-- JOB --
From the entries below, copy out every line with "Total" in it.

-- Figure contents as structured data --
(begin)

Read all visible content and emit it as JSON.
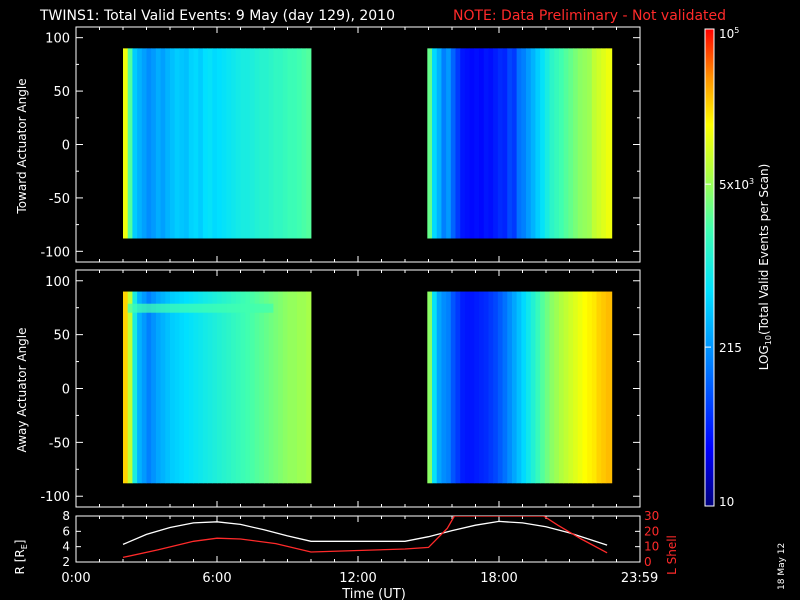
{
  "header": {
    "title": "TWINS1: Total Valid Events:  9 May (day 129), 2010",
    "note": "NOTE: Data Preliminary - Not validated"
  },
  "stamp": "18 May 12",
  "colors": {
    "background": "#000000",
    "axes": "#ffffff",
    "note": "#ff2a2a",
    "orbit_r": "#ffffff",
    "orbit_lshell": "#ff2a2a"
  },
  "chart_data": [
    {
      "type": "heatmap",
      "panel": "toward",
      "ylabel": "Toward Actuator Angle",
      "ylim": [
        -110,
        110
      ],
      "yticks": [
        100,
        50,
        0,
        -50,
        -100
      ],
      "xlim": [
        0,
        24
      ],
      "coverage": [
        {
          "start": 2.0,
          "end": 10.0,
          "y_range": [
            -88,
            90
          ]
        },
        {
          "start": 14.95,
          "end": 22.8,
          "y_range": [
            -88,
            90
          ]
        }
      ],
      "column_levels": [
        {
          "x": [
            2.0,
            2.2,
            2.4,
            2.6,
            2.8,
            3.0,
            3.2,
            3.4,
            3.6,
            3.8,
            4.0,
            4.2,
            4.4,
            4.6,
            4.8,
            5.0,
            5.2,
            5.4,
            5.6,
            5.8,
            6.0,
            6.2,
            6.4,
            6.6,
            6.8,
            7.0,
            7.2,
            7.4,
            7.6,
            7.8,
            8.0,
            8.2,
            8.4,
            8.6,
            8.8,
            9.0,
            9.2,
            9.4,
            9.6,
            9.8
          ],
          "level": [
            0.78,
            0.6,
            0.42,
            0.38,
            0.35,
            0.32,
            0.34,
            0.37,
            0.35,
            0.38,
            0.4,
            0.42,
            0.41,
            0.4,
            0.43,
            0.44,
            0.42,
            0.45,
            0.46,
            0.44,
            0.45,
            0.46,
            0.47,
            0.48,
            0.49,
            0.5,
            0.5,
            0.51,
            0.52,
            0.53,
            0.53,
            0.54,
            0.55,
            0.55,
            0.56,
            0.57,
            0.57,
            0.58,
            0.59,
            0.6
          ]
        },
        {
          "x": [
            14.95,
            15.15,
            15.35,
            15.55,
            15.75,
            15.95,
            16.15,
            16.35,
            16.55,
            16.75,
            16.95,
            17.15,
            17.35,
            17.55,
            17.75,
            17.95,
            18.15,
            18.35,
            18.55,
            18.75,
            18.95,
            19.15,
            19.35,
            19.55,
            19.75,
            19.95,
            20.15,
            20.35,
            20.55,
            20.75,
            20.95,
            21.15,
            21.35,
            21.55,
            21.75,
            21.95,
            22.15,
            22.35,
            22.55
          ],
          "level": [
            0.62,
            0.44,
            0.38,
            0.3,
            0.34,
            0.26,
            0.2,
            0.15,
            0.14,
            0.13,
            0.14,
            0.13,
            0.15,
            0.14,
            0.16,
            0.18,
            0.17,
            0.22,
            0.2,
            0.28,
            0.3,
            0.34,
            0.38,
            0.42,
            0.46,
            0.5,
            0.54,
            0.56,
            0.58,
            0.6,
            0.62,
            0.64,
            0.66,
            0.67,
            0.68,
            0.72,
            0.74,
            0.76,
            0.78
          ]
        }
      ]
    },
    {
      "type": "heatmap",
      "panel": "away",
      "ylabel": "Away Actuator Angle",
      "ylim": [
        -110,
        110
      ],
      "yticks": [
        100,
        50,
        0,
        -50,
        -100
      ],
      "xlim": [
        0,
        24
      ],
      "coverage": [
        {
          "start": 2.0,
          "end": 10.0,
          "y_range": [
            -88,
            90
          ]
        },
        {
          "start": 14.95,
          "end": 22.8,
          "y_range": [
            -88,
            90
          ]
        }
      ],
      "column_levels": [
        {
          "x": [
            2.0,
            2.2,
            2.4,
            2.6,
            2.8,
            3.0,
            3.2,
            3.4,
            3.6,
            3.8,
            4.0,
            4.2,
            4.4,
            4.6,
            4.8,
            5.0,
            5.2,
            5.4,
            5.6,
            5.8,
            6.0,
            6.2,
            6.4,
            6.6,
            6.8,
            7.0,
            7.2,
            7.4,
            7.6,
            7.8,
            8.0,
            8.2,
            8.4,
            8.6,
            8.8,
            9.0,
            9.2,
            9.4,
            9.6,
            9.8
          ],
          "level": [
            0.84,
            0.72,
            0.5,
            0.38,
            0.34,
            0.3,
            0.33,
            0.36,
            0.38,
            0.4,
            0.42,
            0.43,
            0.44,
            0.45,
            0.46,
            0.47,
            0.48,
            0.49,
            0.5,
            0.51,
            0.52,
            0.53,
            0.54,
            0.55,
            0.56,
            0.57,
            0.58,
            0.59,
            0.6,
            0.61,
            0.62,
            0.63,
            0.64,
            0.65,
            0.66,
            0.67,
            0.67,
            0.68,
            0.68,
            0.69
          ]
        },
        {
          "x": [
            14.95,
            15.15,
            15.35,
            15.55,
            15.75,
            15.95,
            16.15,
            16.35,
            16.55,
            16.75,
            16.95,
            17.15,
            17.35,
            17.55,
            17.75,
            17.95,
            18.15,
            18.35,
            18.55,
            18.75,
            18.95,
            19.15,
            19.35,
            19.55,
            19.75,
            19.95,
            20.15,
            20.35,
            20.55,
            20.75,
            20.95,
            21.15,
            21.35,
            21.55,
            21.75,
            21.95,
            22.15,
            22.35,
            22.55
          ],
          "level": [
            0.66,
            0.46,
            0.36,
            0.32,
            0.3,
            0.24,
            0.2,
            0.16,
            0.15,
            0.15,
            0.16,
            0.17,
            0.18,
            0.2,
            0.22,
            0.25,
            0.28,
            0.32,
            0.36,
            0.4,
            0.44,
            0.48,
            0.52,
            0.56,
            0.6,
            0.63,
            0.66,
            0.68,
            0.7,
            0.72,
            0.74,
            0.76,
            0.78,
            0.8,
            0.81,
            0.82,
            0.84,
            0.85,
            0.86
          ]
        }
      ],
      "band": {
        "x": [
          2.2,
          8.4
        ],
        "y": 75,
        "level": 0.58
      }
    },
    {
      "type": "line",
      "panel": "orbit",
      "ylabel": "R [R_E]",
      "ylim": [
        2,
        8
      ],
      "yticks": [
        8,
        6,
        4,
        2
      ],
      "y2label": "L Shell",
      "y2lim": [
        0,
        30
      ],
      "y2ticks": [
        30,
        20,
        10,
        0
      ],
      "xlabel": "Time (UT)",
      "xlim": [
        0,
        24
      ],
      "xtick_labels": [
        "0:00",
        "6:00",
        "12:00",
        "18:00",
        "23:59"
      ],
      "xticks": [
        0,
        6,
        12,
        18,
        23.983
      ],
      "series": [
        {
          "x": [
            2.0,
            3.0,
            4.0,
            5.0,
            6.0,
            7.0,
            8.0,
            9.0,
            10.0,
            11.0,
            12.0,
            13.0,
            14.0,
            15.0,
            16.0,
            17.0,
            18.0,
            19.0,
            20.0,
            21.0,
            22.0,
            22.6
          ],
          "y": [
            4.3,
            5.6,
            6.5,
            7.1,
            7.25,
            6.9,
            6.2,
            5.4,
            4.7,
            4.7,
            4.7,
            4.7,
            4.7,
            5.3,
            6.1,
            6.8,
            7.3,
            7.1,
            6.6,
            5.8,
            4.8,
            4.2
          ],
          "axis": "left"
        },
        {
          "x": [
            2.0,
            3.5,
            5.0,
            6.0,
            7.0,
            8.5,
            10.0,
            12.0,
            14.0,
            15.0,
            15.8,
            16.1,
            19.9,
            20.5,
            21.5,
            22.6
          ],
          "y": [
            3.0,
            8.0,
            13.5,
            15.5,
            15.0,
            12.0,
            6.5,
            7.5,
            8.5,
            9.5,
            22.0,
            30.0,
            30.0,
            24.0,
            15.0,
            6.0
          ],
          "axis": "right"
        }
      ]
    }
  ],
  "colorbar": {
    "label_prefix": "LOG",
    "label_sub": "10",
    "label_suffix": "(Total Valid Events per Scan)",
    "tick_labels": [
      {
        "base": "10",
        "sup": "5",
        "value": 100000
      },
      {
        "base": "5x10",
        "sup": "3",
        "value": 5000
      },
      {
        "base": "215",
        "sup": "",
        "value": 215
      },
      {
        "base": "10",
        "sup": "",
        "value": 10
      }
    ],
    "range": [
      10,
      100000
    ]
  },
  "orbit_labels": {
    "r_prefix": "R [R",
    "r_sub": "E",
    "r_suffix": "]",
    "lshell": "L Shell"
  }
}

(end)

-- WRITTEN RESPONSE --
    "title": "TWINS1: Total Valid Events:  9 May (day 129), 2010",
    "label_suffix": "(Total Valid Events per Scan)",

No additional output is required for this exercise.